--- RECORDED INFORMATION ---
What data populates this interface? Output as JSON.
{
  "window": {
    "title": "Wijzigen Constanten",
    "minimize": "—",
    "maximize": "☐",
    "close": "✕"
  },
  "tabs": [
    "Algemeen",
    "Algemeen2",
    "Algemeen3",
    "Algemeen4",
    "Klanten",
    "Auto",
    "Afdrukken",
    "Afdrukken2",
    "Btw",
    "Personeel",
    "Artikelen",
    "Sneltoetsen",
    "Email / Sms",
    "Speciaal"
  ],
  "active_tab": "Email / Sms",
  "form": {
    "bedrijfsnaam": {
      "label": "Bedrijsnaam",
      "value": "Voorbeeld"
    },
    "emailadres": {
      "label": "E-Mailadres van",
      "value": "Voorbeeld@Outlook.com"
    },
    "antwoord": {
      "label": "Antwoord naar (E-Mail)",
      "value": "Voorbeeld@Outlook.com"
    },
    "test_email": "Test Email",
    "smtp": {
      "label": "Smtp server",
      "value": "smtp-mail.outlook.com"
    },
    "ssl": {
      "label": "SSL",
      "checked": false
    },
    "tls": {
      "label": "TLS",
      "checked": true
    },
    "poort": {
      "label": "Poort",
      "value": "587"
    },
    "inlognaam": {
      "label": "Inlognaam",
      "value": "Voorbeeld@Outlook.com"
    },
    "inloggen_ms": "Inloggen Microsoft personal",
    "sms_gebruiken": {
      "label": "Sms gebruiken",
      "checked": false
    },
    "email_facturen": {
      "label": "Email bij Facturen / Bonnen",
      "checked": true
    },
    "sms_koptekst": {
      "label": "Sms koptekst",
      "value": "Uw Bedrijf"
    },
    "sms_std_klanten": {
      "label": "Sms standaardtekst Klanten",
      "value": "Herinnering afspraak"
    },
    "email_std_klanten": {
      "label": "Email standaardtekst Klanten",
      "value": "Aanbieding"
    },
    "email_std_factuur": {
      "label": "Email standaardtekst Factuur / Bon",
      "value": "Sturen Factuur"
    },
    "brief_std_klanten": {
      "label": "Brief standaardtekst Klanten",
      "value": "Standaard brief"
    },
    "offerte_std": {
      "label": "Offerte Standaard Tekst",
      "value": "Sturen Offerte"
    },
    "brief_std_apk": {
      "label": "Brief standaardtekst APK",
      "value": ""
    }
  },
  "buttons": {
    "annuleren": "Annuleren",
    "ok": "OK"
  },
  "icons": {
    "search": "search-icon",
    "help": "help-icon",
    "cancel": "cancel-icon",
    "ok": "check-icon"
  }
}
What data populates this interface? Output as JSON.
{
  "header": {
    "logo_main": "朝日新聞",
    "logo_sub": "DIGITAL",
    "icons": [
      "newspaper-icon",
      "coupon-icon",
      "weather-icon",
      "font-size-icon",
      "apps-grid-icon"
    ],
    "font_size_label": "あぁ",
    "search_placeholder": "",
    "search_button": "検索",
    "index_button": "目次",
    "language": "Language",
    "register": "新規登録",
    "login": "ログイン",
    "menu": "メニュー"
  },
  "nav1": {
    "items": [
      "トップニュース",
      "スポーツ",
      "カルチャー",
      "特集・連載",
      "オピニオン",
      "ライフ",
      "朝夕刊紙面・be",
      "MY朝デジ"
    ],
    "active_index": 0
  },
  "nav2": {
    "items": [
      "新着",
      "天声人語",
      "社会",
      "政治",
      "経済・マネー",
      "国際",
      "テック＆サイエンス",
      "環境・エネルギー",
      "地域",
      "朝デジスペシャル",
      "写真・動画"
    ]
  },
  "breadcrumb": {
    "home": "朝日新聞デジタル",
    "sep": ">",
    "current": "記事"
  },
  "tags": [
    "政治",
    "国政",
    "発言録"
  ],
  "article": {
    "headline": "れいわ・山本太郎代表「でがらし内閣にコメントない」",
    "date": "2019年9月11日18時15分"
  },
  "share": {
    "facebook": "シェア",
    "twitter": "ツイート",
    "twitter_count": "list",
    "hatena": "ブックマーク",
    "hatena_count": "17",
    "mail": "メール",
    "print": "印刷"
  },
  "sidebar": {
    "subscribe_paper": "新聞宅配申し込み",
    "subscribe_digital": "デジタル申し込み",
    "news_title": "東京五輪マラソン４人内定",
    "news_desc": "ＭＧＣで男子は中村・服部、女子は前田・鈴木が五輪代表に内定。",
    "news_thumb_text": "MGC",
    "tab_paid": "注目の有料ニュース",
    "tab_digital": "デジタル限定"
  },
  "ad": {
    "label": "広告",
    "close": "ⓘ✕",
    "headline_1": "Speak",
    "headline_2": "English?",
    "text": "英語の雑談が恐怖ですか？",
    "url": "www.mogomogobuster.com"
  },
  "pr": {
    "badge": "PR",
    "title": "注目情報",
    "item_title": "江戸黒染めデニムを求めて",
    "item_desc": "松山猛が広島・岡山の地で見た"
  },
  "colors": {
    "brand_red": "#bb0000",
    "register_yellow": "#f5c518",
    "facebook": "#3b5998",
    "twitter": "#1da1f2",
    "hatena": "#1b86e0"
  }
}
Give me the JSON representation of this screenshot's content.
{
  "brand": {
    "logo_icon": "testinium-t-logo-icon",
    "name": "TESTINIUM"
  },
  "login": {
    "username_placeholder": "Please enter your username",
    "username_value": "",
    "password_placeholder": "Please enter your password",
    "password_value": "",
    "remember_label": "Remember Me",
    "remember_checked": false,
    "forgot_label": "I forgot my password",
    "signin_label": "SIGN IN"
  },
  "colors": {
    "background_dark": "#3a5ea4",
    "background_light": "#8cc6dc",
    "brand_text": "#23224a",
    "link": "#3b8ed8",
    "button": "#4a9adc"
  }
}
---
How many lines in the records above contain the word "Please"? Reply with the number and nothing more.

■ **EXERCISE RESPONSE**: 2